** Start Task inputs **
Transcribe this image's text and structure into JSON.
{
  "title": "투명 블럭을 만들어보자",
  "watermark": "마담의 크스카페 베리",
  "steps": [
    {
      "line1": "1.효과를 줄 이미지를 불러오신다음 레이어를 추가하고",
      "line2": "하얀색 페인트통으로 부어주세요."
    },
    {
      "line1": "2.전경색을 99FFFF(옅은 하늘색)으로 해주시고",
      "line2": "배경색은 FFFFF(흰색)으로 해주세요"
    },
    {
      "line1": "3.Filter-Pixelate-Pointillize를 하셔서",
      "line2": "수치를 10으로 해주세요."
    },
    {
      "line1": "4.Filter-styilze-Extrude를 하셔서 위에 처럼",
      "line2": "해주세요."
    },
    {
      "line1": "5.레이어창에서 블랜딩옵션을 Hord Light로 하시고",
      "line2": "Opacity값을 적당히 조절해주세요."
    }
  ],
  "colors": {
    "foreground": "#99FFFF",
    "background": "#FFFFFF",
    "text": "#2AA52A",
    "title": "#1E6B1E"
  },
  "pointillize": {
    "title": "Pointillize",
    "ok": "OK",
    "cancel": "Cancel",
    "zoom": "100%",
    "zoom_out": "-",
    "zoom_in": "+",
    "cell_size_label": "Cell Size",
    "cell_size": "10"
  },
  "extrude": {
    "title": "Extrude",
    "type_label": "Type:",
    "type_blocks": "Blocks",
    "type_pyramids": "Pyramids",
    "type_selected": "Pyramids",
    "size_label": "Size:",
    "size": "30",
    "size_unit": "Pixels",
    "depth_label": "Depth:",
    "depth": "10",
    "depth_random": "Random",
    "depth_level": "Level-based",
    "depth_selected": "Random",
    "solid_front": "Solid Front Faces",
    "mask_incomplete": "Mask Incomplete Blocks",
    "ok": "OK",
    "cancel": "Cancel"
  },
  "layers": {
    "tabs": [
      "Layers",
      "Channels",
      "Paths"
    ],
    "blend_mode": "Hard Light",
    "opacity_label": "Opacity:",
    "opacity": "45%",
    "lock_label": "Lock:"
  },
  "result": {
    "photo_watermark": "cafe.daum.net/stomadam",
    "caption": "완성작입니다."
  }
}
** End Task inputs **
> **Objective**:
Transcribe the data above in full, exactly.

> **Result below**:
Transcribe this image's text and structure into JSON.
{
  "title": "투명 블럭을 만들어보자",
  "watermark": "마담의 크스카페 베리",
  "steps": [
    {
      "line1": "1.효과를 줄 이미지를 불러오신다음 레이어를 추가하고",
      "line2": "하얀색 페인트통으로 부어주세요."
    },
    {
      "line1": "2.전경색을 99FFFF(옅은 하늘색)으로 해주시고",
      "line2": "배경색은 FFFFF(흰색)으로 해주세요"
    },
    {
      "line1": "3.Filter-Pixelate-Pointillize를 하셔서",
      "line2": "수치를 10으로 해주세요."
    },
    {
      "line1": "4.Filter-styilze-Extrude를 하셔서 위에 처럼",
      "line2": "해주세요."
    },
    {
      "line1": "5.레이어창에서 블랜딩옵션을 Hord Light로 하시고",
      "line2": "Opacity값을 적당히 조절해주세요."
    }
  ],
  "colors": {
    "foreground": "#99FFFF",
    "background": "#FFFFFF",
    "text": "#2AA52A",
    "title": "#1E6B1E"
  },
  "pointillize": {
    "title": "Pointillize",
    "ok": "OK",
    "cancel": "Cancel",
    "zoom": "100%",
    "zoom_out": "-",
    "zoom_in": "+",
    "cell_size_label": "Cell Size",
    "cell_size": "10"
  },
  "extrude": {
    "title": "Extrude",
    "type_label": "Type:",
    "type_blocks": "Blocks",
    "type_pyramids": "Pyramids",
    "type_selected": "Pyramids",
    "size_label": "Size:",
    "size": "30",
    "size_unit": "Pixels",
    "depth_label": "Depth:",
    "depth": "10",
    "depth_random": "Random",
    "depth_level": "Level-based",
    "depth_selected": "Random",
    "solid_front": "Solid Front Faces",
    "mask_incomplete": "Mask Incomplete Blocks",
    "ok": "OK",
    "cancel": "Cancel"
  },
  "layers": {
    "tabs": [
      "Layers",
      "Channels",
      "Paths"
    ],
    "blend_mode": "Hard Light",
    "opacity_label": "Opacity:",
    "opacity": "45%",
    "lock_label": "Lock:"
  },
  "result": {
    "photo_watermark": "cafe.daum.net/stomadam",
    "caption": "완성작입니다."
  }
}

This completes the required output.